> **GIVEN PROBLEM**: From the listing below, pull out the lines that hold "Ctrl".

> **LISTED ENTRIES**:
___
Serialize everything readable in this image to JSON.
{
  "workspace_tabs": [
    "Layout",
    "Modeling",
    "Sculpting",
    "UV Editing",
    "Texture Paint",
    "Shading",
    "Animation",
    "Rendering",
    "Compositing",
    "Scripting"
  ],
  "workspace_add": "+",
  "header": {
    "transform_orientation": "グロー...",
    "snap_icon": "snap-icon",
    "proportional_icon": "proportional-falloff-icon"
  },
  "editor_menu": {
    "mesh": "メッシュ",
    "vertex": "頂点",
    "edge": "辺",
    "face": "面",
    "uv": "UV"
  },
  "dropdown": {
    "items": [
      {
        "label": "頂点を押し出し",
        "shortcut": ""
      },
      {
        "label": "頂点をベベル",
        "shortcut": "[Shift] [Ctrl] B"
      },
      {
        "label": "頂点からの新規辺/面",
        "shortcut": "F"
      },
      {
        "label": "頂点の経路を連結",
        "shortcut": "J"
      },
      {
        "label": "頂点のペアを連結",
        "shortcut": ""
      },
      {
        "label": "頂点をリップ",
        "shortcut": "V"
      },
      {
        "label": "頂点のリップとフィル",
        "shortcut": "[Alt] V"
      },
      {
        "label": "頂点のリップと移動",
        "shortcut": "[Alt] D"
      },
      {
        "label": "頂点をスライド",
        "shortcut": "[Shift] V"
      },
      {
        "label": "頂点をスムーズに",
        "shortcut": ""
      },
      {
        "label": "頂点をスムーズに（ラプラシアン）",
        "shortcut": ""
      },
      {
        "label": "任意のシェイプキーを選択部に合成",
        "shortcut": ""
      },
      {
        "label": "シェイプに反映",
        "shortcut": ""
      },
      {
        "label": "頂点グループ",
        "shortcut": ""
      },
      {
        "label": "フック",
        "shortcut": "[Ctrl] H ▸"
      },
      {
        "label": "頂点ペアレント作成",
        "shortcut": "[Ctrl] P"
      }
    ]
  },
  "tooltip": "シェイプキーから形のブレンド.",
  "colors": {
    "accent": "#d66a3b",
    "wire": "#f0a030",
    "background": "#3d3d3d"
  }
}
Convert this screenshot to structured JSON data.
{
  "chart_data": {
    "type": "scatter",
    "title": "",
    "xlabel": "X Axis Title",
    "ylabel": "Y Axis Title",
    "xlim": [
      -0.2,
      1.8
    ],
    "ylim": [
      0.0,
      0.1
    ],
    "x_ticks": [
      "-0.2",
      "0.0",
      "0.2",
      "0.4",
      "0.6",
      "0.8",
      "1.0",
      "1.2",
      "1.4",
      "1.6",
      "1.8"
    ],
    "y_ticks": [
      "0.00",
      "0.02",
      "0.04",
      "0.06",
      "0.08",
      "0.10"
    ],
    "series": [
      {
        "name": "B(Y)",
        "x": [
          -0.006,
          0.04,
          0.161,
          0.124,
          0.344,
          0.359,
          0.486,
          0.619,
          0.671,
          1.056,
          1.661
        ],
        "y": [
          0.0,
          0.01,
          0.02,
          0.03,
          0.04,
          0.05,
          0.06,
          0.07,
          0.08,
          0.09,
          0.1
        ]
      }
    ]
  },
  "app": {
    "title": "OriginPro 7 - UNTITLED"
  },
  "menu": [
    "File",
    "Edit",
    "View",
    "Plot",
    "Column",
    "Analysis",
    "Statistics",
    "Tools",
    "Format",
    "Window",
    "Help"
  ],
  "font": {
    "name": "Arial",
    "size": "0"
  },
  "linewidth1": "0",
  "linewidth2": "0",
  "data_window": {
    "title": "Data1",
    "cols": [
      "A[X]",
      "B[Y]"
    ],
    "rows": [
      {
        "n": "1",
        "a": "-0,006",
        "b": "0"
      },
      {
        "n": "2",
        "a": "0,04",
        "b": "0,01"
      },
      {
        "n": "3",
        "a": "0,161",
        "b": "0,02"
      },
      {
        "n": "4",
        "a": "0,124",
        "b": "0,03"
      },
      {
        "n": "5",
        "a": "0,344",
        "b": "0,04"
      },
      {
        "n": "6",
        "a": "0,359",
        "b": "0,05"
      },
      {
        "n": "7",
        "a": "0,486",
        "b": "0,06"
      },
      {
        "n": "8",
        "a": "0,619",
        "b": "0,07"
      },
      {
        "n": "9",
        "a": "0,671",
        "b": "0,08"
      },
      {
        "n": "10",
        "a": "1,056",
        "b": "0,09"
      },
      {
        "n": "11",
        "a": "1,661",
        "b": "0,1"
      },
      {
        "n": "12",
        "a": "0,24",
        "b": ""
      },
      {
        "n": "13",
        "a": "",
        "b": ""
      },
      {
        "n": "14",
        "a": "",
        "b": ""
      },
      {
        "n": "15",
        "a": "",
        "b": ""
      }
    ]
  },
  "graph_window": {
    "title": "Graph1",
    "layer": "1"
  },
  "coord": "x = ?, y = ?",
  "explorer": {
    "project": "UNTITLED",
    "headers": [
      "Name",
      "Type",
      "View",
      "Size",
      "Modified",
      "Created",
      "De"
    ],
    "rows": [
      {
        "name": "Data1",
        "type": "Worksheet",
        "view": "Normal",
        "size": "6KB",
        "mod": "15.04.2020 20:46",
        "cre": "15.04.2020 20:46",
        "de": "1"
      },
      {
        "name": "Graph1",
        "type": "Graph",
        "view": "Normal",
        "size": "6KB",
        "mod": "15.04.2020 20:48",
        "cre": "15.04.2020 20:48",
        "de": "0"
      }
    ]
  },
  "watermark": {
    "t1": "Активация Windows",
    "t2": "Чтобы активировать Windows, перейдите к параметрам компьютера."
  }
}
___
> **CORRECT ANSWER**:
        "shortcut": "[Shift] [Ctrl] B"
        "shortcut": "[Ctrl] H ▸"
        "shortcut": "[Ctrl] P"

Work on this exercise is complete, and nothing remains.